# Problem requirements
Examine the material below. Gather every line in which the string "text" appears.

━━━━━ Given information ━━━━━

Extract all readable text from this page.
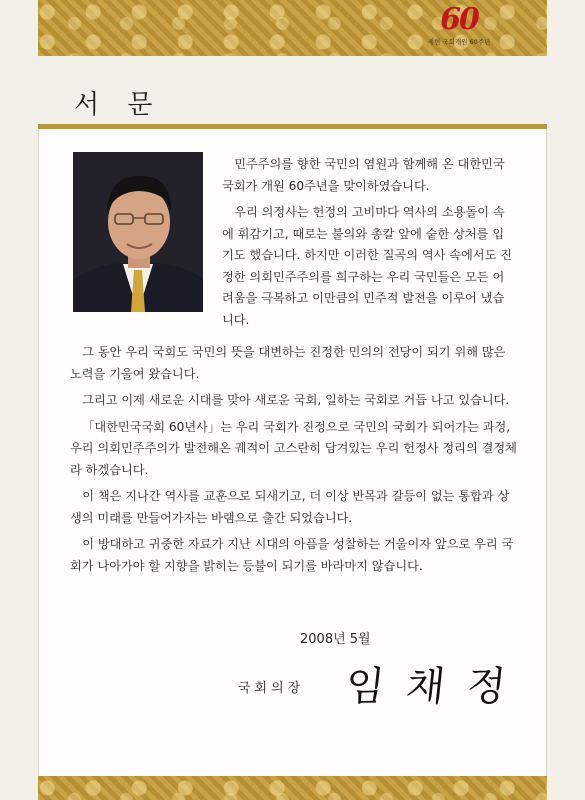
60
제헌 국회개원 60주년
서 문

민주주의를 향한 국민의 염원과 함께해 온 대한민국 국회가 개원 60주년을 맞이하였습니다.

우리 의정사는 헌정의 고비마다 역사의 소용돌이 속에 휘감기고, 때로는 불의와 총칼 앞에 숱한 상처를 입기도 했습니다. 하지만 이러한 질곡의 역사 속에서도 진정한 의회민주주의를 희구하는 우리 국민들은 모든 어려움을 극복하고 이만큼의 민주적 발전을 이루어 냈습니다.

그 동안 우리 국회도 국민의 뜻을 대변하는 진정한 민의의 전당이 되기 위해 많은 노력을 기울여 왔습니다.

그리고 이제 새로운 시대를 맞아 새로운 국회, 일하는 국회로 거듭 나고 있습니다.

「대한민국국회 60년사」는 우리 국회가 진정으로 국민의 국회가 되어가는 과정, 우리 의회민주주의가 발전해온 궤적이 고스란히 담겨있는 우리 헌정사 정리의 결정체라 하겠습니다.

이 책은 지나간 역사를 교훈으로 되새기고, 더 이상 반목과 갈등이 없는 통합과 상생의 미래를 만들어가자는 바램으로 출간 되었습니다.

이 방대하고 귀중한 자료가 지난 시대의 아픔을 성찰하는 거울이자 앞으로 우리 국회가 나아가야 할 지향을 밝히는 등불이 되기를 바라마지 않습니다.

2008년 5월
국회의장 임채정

━━━━━
━━━━━ Given information ━━━━━

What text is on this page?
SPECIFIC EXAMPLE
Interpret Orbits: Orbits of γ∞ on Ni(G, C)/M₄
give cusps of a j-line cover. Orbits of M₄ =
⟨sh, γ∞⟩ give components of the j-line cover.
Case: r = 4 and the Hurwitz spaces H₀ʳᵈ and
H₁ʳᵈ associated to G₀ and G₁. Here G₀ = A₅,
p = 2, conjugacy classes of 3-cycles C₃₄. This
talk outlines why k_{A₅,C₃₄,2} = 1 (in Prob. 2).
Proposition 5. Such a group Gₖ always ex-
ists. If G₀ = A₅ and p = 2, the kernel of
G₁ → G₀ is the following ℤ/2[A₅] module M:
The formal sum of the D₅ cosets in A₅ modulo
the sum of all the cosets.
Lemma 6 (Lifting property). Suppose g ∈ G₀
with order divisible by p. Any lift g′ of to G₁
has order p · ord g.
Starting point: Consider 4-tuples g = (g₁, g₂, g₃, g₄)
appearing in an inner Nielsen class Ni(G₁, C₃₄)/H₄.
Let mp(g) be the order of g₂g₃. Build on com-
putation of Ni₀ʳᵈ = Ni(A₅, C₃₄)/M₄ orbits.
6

━━━━━
━━━━━ Given information ━━━━━

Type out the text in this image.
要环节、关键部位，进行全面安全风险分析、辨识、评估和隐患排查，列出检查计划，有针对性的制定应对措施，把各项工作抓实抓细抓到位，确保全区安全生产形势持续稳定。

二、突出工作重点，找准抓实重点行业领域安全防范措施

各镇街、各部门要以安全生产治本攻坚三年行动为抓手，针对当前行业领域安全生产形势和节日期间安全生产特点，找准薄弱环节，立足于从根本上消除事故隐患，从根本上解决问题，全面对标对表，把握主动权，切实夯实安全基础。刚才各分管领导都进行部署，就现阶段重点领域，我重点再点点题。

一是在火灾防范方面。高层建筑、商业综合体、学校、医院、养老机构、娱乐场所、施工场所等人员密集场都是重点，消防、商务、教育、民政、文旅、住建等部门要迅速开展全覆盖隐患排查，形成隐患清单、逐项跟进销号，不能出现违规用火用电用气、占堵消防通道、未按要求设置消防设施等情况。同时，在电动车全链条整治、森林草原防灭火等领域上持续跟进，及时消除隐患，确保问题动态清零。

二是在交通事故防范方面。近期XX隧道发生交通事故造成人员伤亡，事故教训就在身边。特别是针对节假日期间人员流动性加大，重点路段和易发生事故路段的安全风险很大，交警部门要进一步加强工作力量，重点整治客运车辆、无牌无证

━━━━━

# Answer in full
Extract all readable text from this page.
What text is on this page?
Type out the text in this image.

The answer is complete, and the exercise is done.